- TASK DATA:
[Start]

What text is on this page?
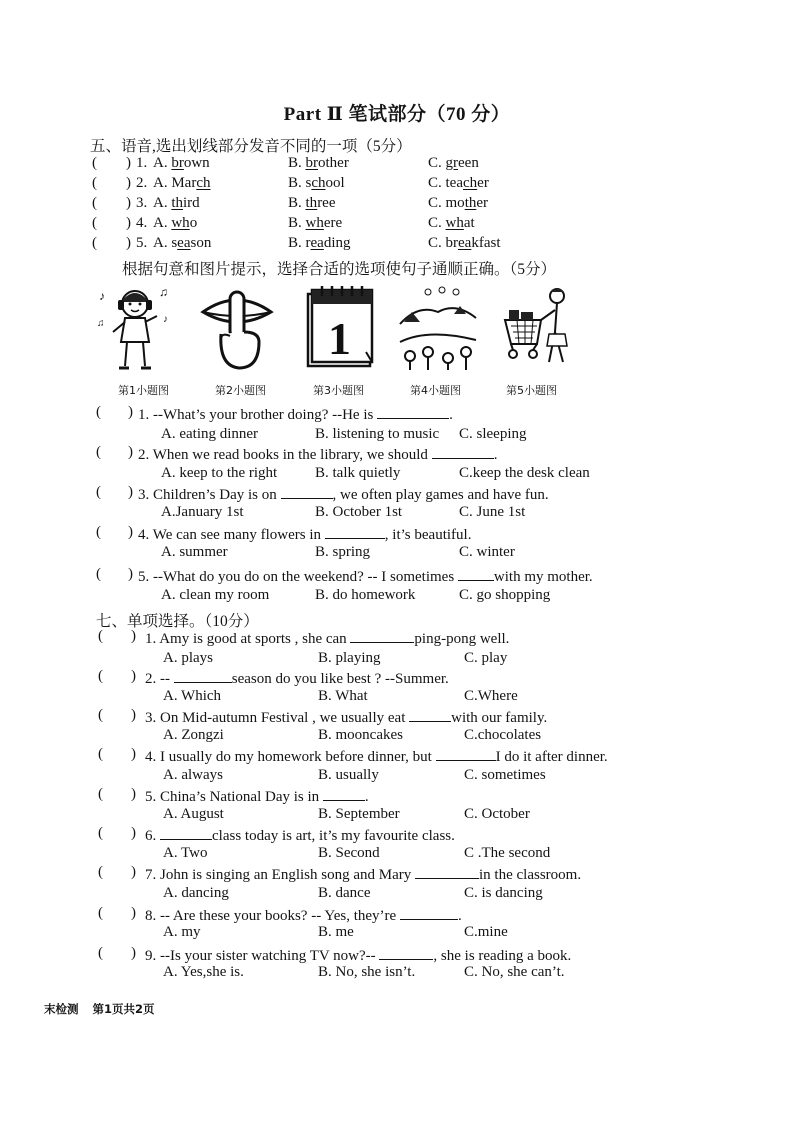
Part Ⅱ 笔试部分（70 分）
五、语音,选出划线部分发音不同的一项（5分）
( ) 1. A. brown	B. brother	C. green
( ) 2. A. March	B. school	C. teacher
( ) 3. A. third	B. three	C. mother
( ) 4. A. who	B. where	C. what
( ) 5. A. season	B. reading	C. breakfast
根据句意和图片提示，选择合适的选项使句子通顺正确。（5分）
♪	♫
♪
♫	1
第1小题图	第2小题图	第3小题图	第4小题图	第5小题图
( ) 1. --What’s your brother doing? --He is	.
A. eating dinner	B. listening to music C. sleeping
( ) 2. When we read books in the library, we should	.
A. keep to the right	B. talk quietly	C.keep the desk clean
( ) 3. Children’s Day is on	, we often play games and have fun.
A.January 1st	B. October 1st	C. June 1st
( ) 4. We can see many flowers in	, it’s beautiful.
A. summer	B. spring	C. winter
( ) 5. --What do you do on the weekend? -- I sometimes	with my mother.
A. clean my room	B. do homework	C. go shopping
七、单项选择。（10分）
( ) 1. Amy is good at sports , she can	ping-pong well.
A. plays	B. playing	C. play
( ) 2. --	season do you like best ? --Summer.
A. Which	B. What	C.Where
( ) 3. On Mid-autumn Festival , we usually eat	with our family.
A. Zongzi	B. mooncakes	C.chocolates
( ) 4. I usually do my homework before dinner, but	I do it after dinner.
A. always	B. usually	C. sometimes
( ) 5. China’s National Day is in	.
A. August	B. September	C. October
( ) 6.	class today is art, it’s my favourite class.
A. Two	B. Second	C .The second
( ) 7. John is singing an English song and Mary	in the classroom.
A. dancing	B. dance	C. is dancing
( ) 8. -- Are these your books? -- Yes, they’re	.
A. my	B. me	C.mine
( ) 9. --Is your sister watching TV now?--	, she is reading a book.
A. Yes,she is.	B. No, she isn’t.	C. No, she can’t.
末检测 第1页共2页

[End]

- TO BE DONE: Reproduce each entry precisely. Leave the pictures out.

- FINAL RESULT:
What text is on this page?
Part Ⅱ 笔试部分（70 分）
五、语音,选出划线部分发音不同的一项（5分）
( ) 1. A. brown	B. brother	C. green
( ) 2. A. March	B. school	C. teacher
( ) 3. A. third	B. three	C. mother
( ) 4. A. who	B. where	C. what
( ) 5. A. season	B. reading	C. breakfast
根据句意和图片提示，选择合适的选项使句子通顺正确。（5分）
♪	♫
♪
♫	1
第1小题图	第2小题图	第3小题图	第4小题图	第5小题图
( ) 1. --What’s your brother doing? --He is	.
A. eating dinner	B. listening to music C. sleeping
( ) 2. When we read books in the library, we should	.
A. keep to the right	B. talk quietly	C.keep the desk clean
( ) 3. Children’s Day is on	, we often play games and have fun.
A.January 1st	B. October 1st	C. June 1st
( ) 4. We can see many flowers in	, it’s beautiful.
A. summer	B. spring	C. winter
( ) 5. --What do you do on the weekend? -- I sometimes	with my mother.
A. clean my room	B. do homework	C. go shopping
七、单项选择。（10分）
( ) 1. Amy is good at sports , she can	ping-pong well.
A. plays	B. playing	C. play
( ) 2. --	season do you like best ? --Summer.
A. Which	B. What	C.Where
( ) 3. On Mid-autumn Festival , we usually eat	with our family.
A. Zongzi	B. mooncakes	C.chocolates
( ) 4. I usually do my homework before dinner, but	I do it after dinner.
A. always	B. usually	C. sometimes
( ) 5. China’s National Day is in	.
A. August	B. September	C. October
( ) 6.	class today is art, it’s my favourite class.
A. Two	B. Second	C .The second
( ) 7. John is singing an English song and Mary	in the classroom.
A. dancing	B. dance	C. is dancing
( ) 8. -- Are these your books? -- Yes, they’re	.
A. my	B. me	C.mine
( ) 9. --Is your sister watching TV now?--	, she is reading a book.
A. Yes,she is.	B. No, she isn’t.	C. No, she can’t.
末检测 第1页共2页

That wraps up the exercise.